▶ [WORK TO DO]:
Your task is to reproduce the material exactly.

▶ [INPUT RECORDS]:
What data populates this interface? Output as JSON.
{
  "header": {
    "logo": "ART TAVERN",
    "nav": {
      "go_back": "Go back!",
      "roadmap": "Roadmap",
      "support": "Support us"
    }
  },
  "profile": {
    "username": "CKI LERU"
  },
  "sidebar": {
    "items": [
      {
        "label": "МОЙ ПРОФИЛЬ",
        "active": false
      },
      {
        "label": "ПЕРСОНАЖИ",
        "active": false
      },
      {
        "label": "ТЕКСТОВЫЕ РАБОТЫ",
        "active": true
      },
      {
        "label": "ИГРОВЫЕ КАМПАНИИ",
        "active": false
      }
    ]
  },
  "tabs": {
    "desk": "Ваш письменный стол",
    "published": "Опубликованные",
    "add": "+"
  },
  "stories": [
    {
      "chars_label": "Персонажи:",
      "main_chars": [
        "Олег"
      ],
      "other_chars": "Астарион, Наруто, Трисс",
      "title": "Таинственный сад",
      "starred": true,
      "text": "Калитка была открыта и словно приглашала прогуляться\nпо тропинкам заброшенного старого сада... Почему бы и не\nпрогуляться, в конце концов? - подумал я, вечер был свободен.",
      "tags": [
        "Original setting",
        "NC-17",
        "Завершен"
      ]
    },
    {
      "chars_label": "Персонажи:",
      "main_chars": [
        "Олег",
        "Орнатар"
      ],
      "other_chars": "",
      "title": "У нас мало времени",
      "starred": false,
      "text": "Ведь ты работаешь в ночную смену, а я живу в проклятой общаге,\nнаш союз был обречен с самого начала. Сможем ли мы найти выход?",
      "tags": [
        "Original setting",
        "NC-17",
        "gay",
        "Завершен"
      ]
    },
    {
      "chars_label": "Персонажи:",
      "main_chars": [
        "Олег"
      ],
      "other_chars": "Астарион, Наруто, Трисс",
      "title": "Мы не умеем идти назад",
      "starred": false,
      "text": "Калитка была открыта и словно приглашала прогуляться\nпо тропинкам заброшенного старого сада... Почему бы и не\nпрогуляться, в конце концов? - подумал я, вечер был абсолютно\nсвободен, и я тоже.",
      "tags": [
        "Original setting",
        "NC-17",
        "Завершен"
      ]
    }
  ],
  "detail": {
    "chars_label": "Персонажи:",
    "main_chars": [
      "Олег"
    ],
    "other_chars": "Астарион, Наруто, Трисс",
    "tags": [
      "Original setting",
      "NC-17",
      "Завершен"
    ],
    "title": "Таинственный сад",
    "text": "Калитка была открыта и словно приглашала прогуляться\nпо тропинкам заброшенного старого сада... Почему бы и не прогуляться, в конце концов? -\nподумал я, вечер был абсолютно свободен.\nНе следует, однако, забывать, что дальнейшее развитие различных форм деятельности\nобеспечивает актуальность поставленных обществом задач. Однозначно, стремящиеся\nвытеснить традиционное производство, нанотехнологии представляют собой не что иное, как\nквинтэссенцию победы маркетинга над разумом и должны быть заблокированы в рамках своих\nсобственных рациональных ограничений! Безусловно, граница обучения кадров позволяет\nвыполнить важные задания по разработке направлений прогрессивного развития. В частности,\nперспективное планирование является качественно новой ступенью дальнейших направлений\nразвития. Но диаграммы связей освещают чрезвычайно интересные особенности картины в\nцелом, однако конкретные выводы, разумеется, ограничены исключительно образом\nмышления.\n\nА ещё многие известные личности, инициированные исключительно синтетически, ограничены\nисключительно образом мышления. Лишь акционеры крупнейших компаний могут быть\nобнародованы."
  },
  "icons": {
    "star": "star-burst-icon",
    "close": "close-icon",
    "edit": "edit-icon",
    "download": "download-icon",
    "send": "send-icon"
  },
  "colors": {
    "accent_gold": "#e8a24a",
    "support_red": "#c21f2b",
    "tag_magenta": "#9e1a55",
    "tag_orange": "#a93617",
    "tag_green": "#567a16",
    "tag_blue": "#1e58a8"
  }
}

▶ [TASK SOLUTION]:
What data populates this interface? Output as JSON.
{
  "header": {
    "logo": "ART TAVERN",
    "nav": {
      "go_back": "Go back!",
      "roadmap": "Roadmap",
      "support": "Support us"
    }
  },
  "profile": {
    "username": "CKI LERU"
  },
  "sidebar": {
    "items": [
      {
        "label": "МОЙ ПРОФИЛЬ",
        "active": false
      },
      {
        "label": "ПЕРСОНАЖИ",
        "active": false
      },
      {
        "label": "ТЕКСТОВЫЕ РАБОТЫ",
        "active": true
      },
      {
        "label": "ИГРОВЫЕ КАМПАНИИ",
        "active": false
      }
    ]
  },
  "tabs": {
    "desk": "Ваш письменный стол",
    "published": "Опубликованные",
    "add": "+"
  },
  "stories": [
    {
      "chars_label": "Персонажи:",
      "main_chars": [
        "Олег"
      ],
      "other_chars": "Астарион, Наруто, Трисс",
      "title": "Таинственный сад",
      "starred": true,
      "text": "Калитка была открыта и словно приглашала прогуляться\nпо тропинкам заброшенного старого сада... Почему бы и не\nпрогуляться, в конце концов? - подумал я, вечер был свободен.",
      "tags": [
        "Original setting",
        "NC-17",
        "Завершен"
      ]
    },
    {
      "chars_label": "Персонажи:",
      "main_chars": [
        "Олег",
        "Орнатар"
      ],
      "other_chars": "",
      "title": "У нас мало времени",
      "starred": false,
      "text": "Ведь ты работаешь в ночную смену, а я живу в проклятой общаге,\nнаш союз был обречен с самого начала. Сможем ли мы найти выход?",
      "tags": [
        "Original setting",
        "NC-17",
        "gay",
        "Завершен"
      ]
    },
    {
      "chars_label": "Персонажи:",
      "main_chars": [
        "Олег"
      ],
      "other_chars": "Астарион, Наруто, Трисс",
      "title": "Мы не умеем идти назад",
      "starred": false,
      "text": "Калитка была открыта и словно приглашала прогуляться\nпо тропинкам заброшенного старого сада... Почему бы и не\nпрогуляться, в конце концов? - подумал я, вечер был абсолютно\nсвободен, и я тоже.",
      "tags": [
        "Original setting",
        "NC-17",
        "Завершен"
      ]
    }
  ],
  "detail": {
    "chars_label": "Персонажи:",
    "main_chars": [
      "Олег"
    ],
    "other_chars": "Астарион, Наруто, Трисс",
    "tags": [
      "Original setting",
      "NC-17",
      "Завершен"
    ],
    "title": "Таинственный сад",
    "text": "Калитка была открыта и словно приглашала прогуляться\nпо тропинкам заброшенного старого сада... Почему бы и не прогуляться, в конце концов? -\nподумал я, вечер был абсолютно свободен.\nНе следует, однако, забывать, что дальнейшее развитие различных форм деятельности\nобеспечивает актуальность поставленных обществом задач. Однозначно, стремящиеся\nвытеснить традиционное производство, нанотехнологии представляют собой не что иное, как\nквинтэссенцию победы маркетинга над разумом и должны быть заблокированы в рамках своих\nсобственных рациональных ограничений! Безусловно, граница обучения кадров позволяет\nвыполнить важные задания по разработке направлений прогрессивного развития. В частности,\nперспективное планирование является качественно новой ступенью дальнейших направлений\nразвития. Но диаграммы связей освещают чрезвычайно интересные особенности картины в\nцелом, однако конкретные выводы, разумеется, ограничены исключительно образом\nмышления.\n\nА ещё многие известные личности, инициированные исключительно синтетически, ограничены\nисключительно образом мышления. Лишь акционеры крупнейших компаний могут быть\nобнародованы."
  },
  "icons": {
    "star": "star-burst-icon",
    "close": "close-icon",
    "edit": "edit-icon",
    "download": "download-icon",
    "send": "send-icon"
  },
  "colors": {
    "accent_gold": "#e8a24a",
    "support_red": "#c21f2b",
    "tag_magenta": "#9e1a55",
    "tag_orange": "#a93617",
    "tag_green": "#567a16",
    "tag_blue": "#1e58a8"
  }
}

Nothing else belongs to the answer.